DATASET EXCERPTS:
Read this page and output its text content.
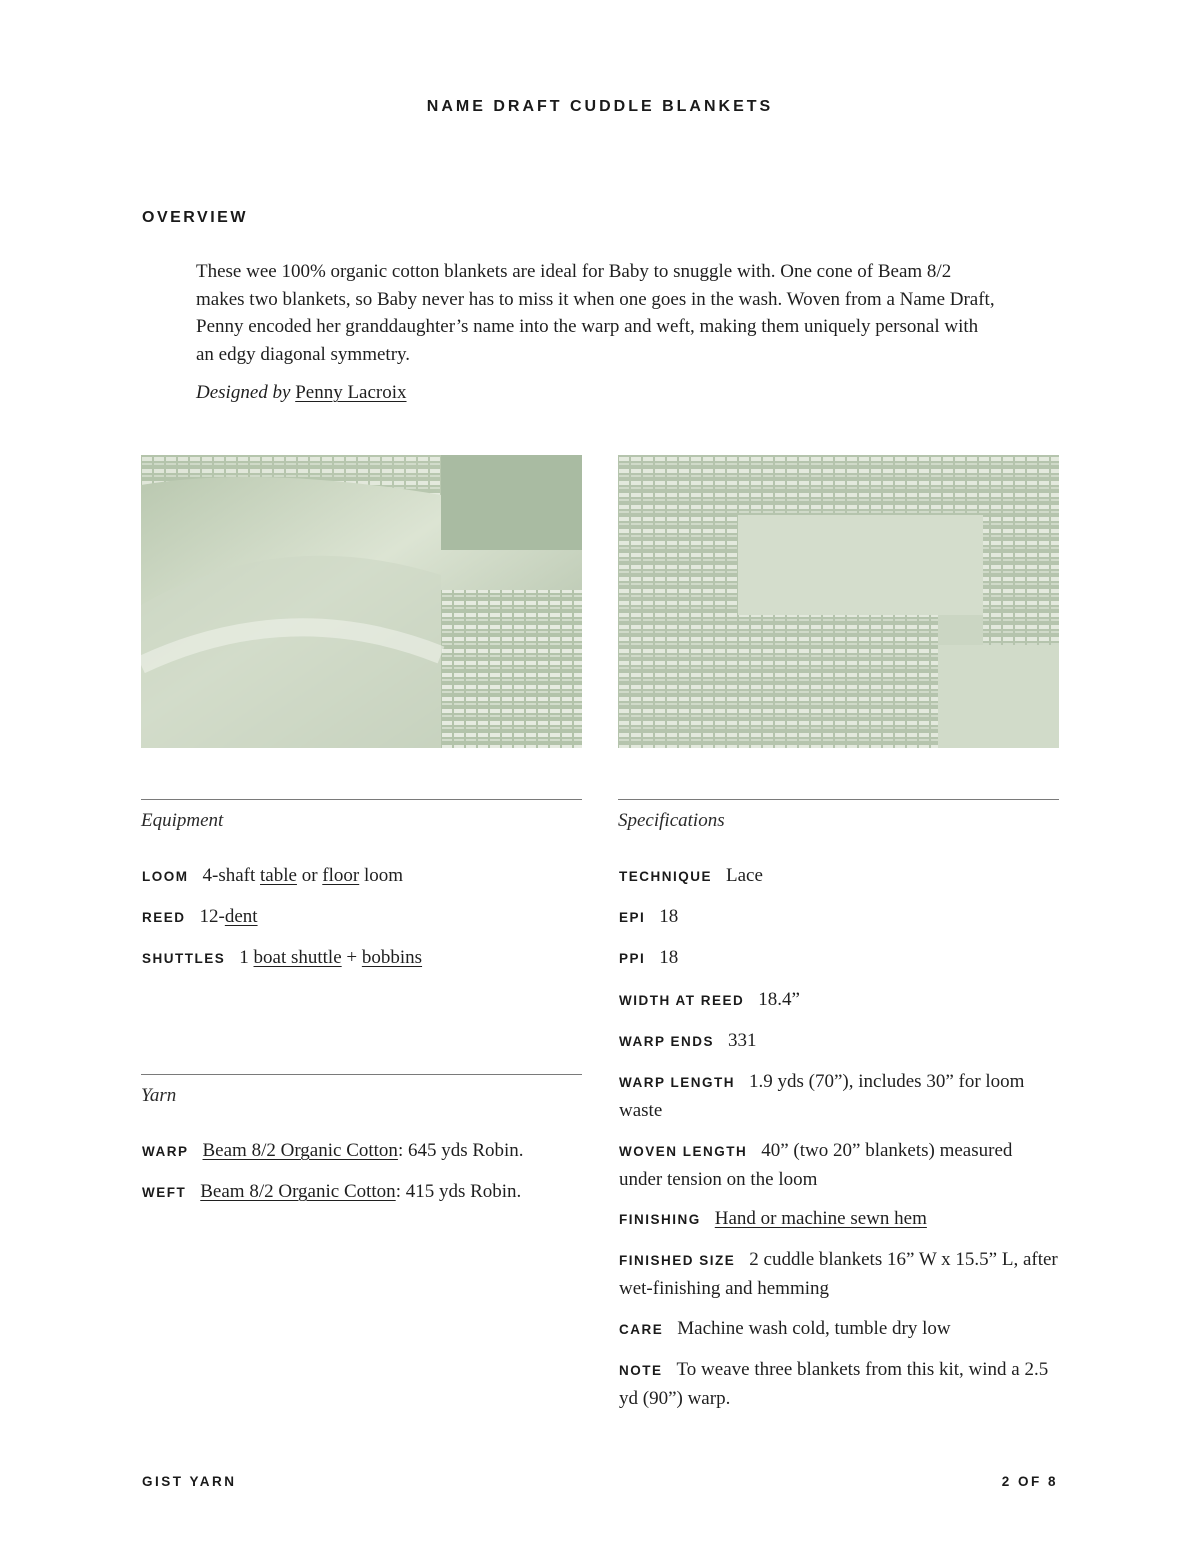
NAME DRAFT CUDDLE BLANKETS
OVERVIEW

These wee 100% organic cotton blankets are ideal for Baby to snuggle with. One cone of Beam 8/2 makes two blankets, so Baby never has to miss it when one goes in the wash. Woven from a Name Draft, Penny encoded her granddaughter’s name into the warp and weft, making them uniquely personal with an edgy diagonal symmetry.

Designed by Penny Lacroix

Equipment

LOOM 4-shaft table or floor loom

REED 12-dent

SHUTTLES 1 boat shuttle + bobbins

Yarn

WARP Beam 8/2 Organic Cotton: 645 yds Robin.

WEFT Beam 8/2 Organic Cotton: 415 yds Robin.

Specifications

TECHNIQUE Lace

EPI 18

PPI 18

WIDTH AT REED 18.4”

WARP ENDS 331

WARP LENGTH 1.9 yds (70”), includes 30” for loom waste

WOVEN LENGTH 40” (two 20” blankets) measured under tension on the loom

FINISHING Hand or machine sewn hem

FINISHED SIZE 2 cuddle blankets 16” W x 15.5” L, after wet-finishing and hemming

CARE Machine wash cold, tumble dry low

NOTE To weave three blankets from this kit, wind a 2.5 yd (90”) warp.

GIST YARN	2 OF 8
* * *
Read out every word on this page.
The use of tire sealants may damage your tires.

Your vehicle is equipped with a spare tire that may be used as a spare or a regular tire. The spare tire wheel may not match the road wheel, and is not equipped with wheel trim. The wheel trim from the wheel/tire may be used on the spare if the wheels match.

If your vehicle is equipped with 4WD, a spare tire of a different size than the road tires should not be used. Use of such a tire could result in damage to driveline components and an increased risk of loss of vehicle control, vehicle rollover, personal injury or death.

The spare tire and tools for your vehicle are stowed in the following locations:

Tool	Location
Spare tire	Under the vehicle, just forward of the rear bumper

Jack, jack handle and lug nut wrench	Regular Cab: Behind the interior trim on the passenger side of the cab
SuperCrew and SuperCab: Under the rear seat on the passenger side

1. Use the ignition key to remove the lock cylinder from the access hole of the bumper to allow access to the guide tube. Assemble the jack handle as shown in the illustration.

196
* * *
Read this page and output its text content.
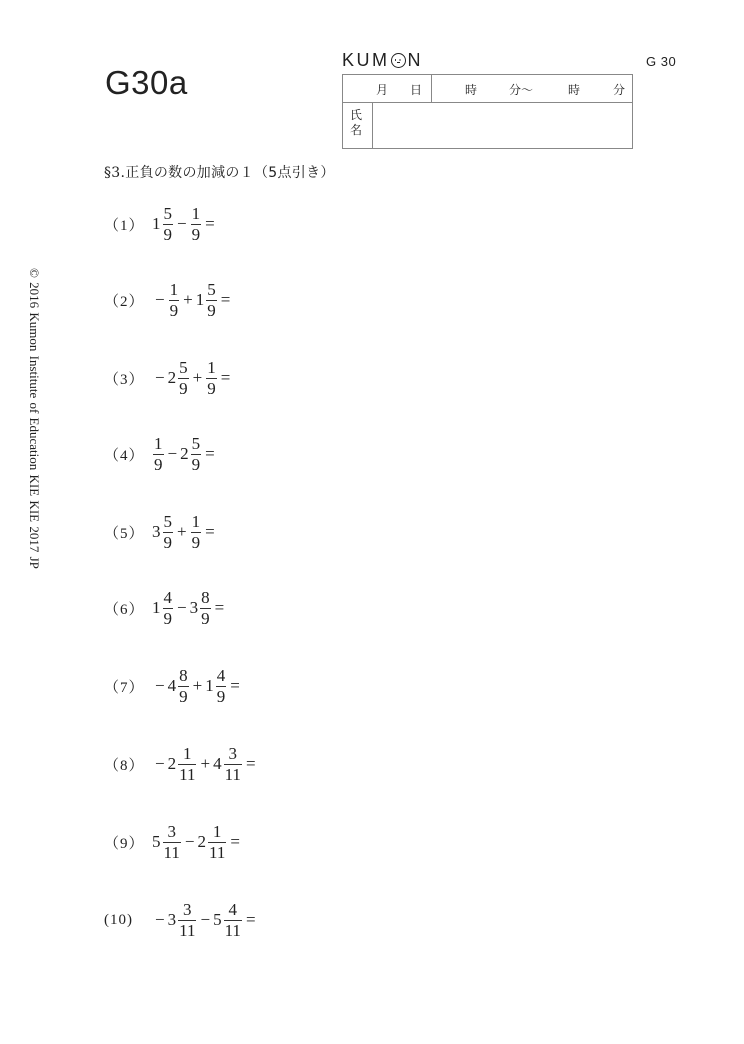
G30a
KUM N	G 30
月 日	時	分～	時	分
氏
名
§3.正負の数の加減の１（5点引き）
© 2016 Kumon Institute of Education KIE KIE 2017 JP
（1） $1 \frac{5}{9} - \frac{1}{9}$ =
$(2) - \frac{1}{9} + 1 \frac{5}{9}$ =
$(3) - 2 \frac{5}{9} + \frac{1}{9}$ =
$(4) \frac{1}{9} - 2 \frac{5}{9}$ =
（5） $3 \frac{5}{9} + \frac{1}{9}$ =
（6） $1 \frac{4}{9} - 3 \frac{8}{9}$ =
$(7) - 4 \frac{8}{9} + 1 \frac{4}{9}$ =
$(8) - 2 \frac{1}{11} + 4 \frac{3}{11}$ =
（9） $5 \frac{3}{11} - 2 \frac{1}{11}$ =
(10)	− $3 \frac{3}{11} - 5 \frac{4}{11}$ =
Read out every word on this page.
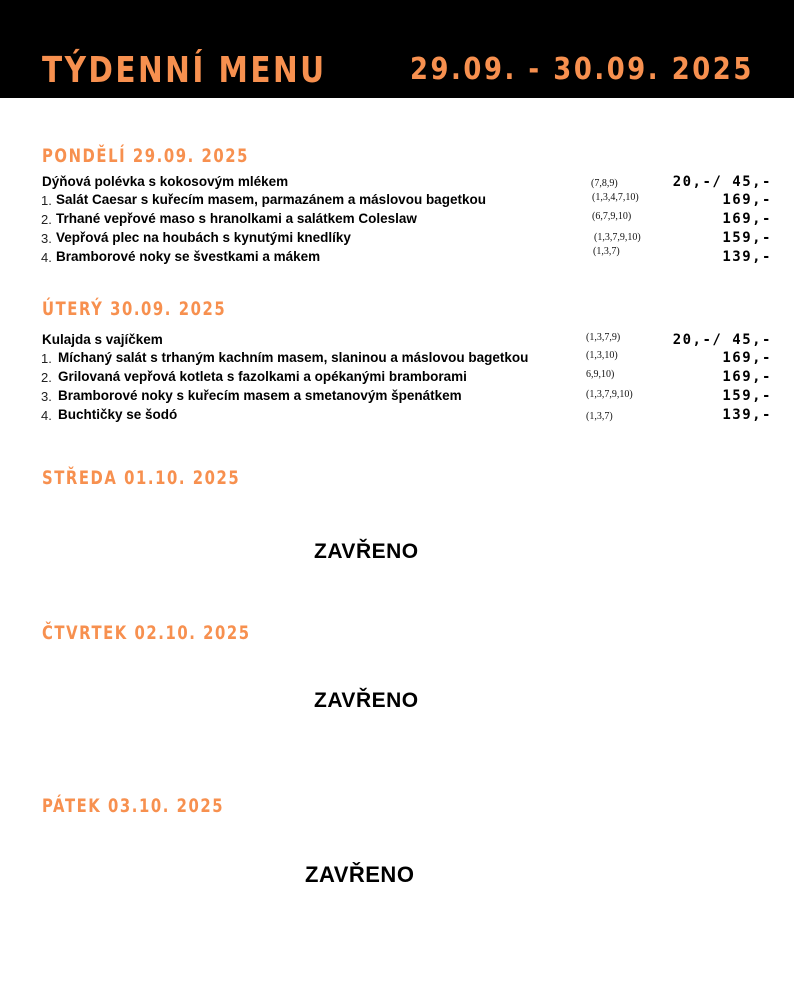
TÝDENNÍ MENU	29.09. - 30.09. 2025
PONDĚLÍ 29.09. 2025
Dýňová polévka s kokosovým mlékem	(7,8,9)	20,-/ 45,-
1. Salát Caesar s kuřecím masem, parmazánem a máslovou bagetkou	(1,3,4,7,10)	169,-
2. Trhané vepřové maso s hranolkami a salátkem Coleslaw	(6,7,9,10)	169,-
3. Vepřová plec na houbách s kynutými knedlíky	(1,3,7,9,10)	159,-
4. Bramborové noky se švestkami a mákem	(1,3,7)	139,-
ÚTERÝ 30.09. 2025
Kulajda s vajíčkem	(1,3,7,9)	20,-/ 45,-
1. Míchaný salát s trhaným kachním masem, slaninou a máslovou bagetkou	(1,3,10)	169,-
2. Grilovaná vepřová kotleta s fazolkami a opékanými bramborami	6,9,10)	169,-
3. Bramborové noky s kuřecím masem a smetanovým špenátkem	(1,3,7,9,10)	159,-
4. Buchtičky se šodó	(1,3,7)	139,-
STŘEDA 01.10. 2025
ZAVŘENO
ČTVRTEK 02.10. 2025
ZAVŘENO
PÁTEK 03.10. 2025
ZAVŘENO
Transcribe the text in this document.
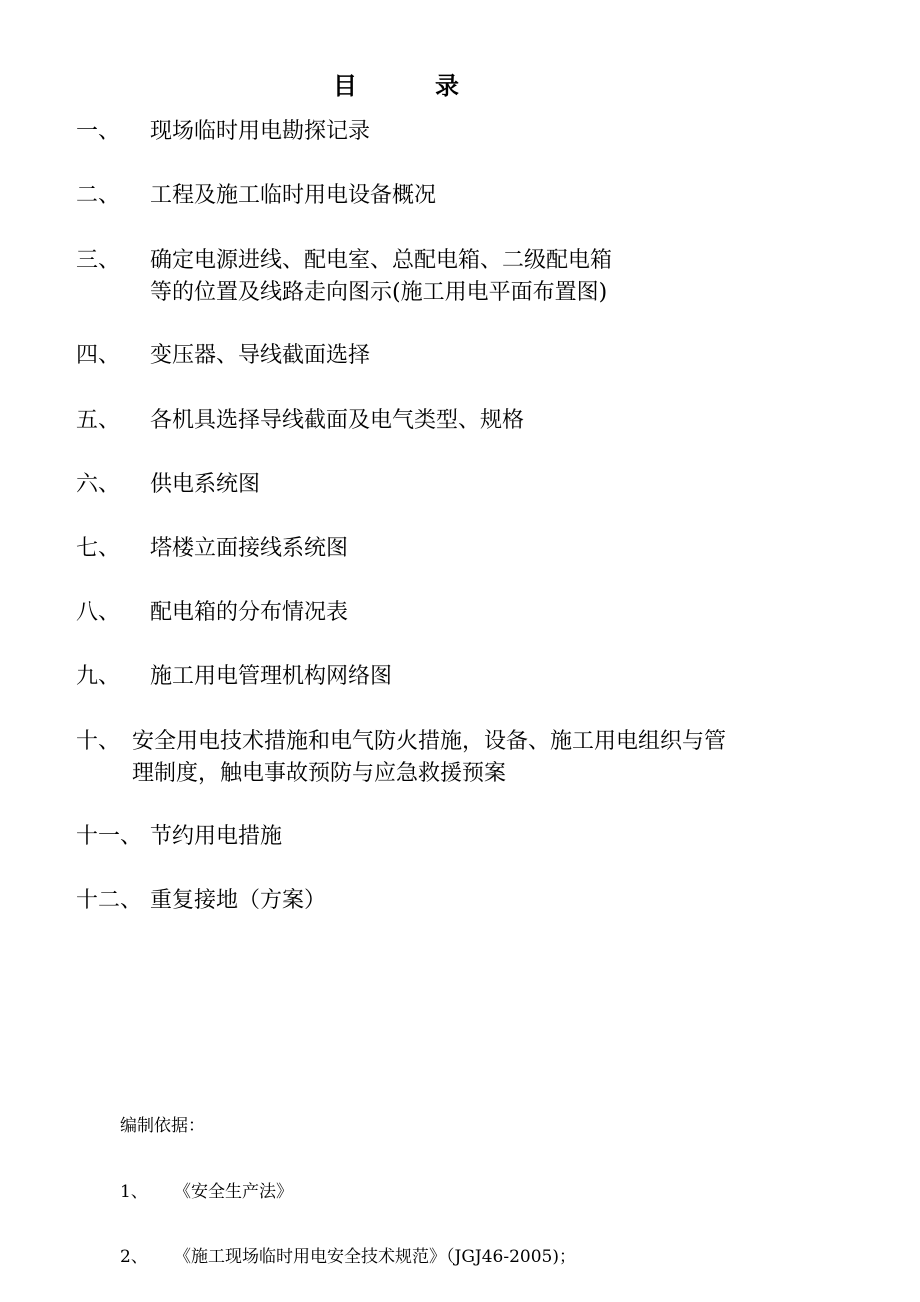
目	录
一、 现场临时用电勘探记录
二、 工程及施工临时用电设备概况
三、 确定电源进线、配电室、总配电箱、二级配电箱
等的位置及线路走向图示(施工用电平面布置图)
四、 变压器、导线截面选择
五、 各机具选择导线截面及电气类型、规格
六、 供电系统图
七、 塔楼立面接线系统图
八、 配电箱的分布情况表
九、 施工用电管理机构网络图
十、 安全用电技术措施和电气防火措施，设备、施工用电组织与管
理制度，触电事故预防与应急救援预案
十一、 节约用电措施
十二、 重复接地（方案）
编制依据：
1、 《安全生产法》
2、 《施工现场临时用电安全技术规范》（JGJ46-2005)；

SHORT TASK: Pull every line containing the word "Penny" out of the entries above.

RESULT BELOW:
These wee 100% organic cotton blankets are ideal for Baby to snuggle with. One cone of Beam 8/2 makes two blankets, so Baby never has to miss it when one goes in the wash. Woven from a Name Draft, Penny encoded her granddaughter’s name into the warp and weft, making them uniquely personal with an edgy diagonal symmetry.
Designed by Penny Lacroix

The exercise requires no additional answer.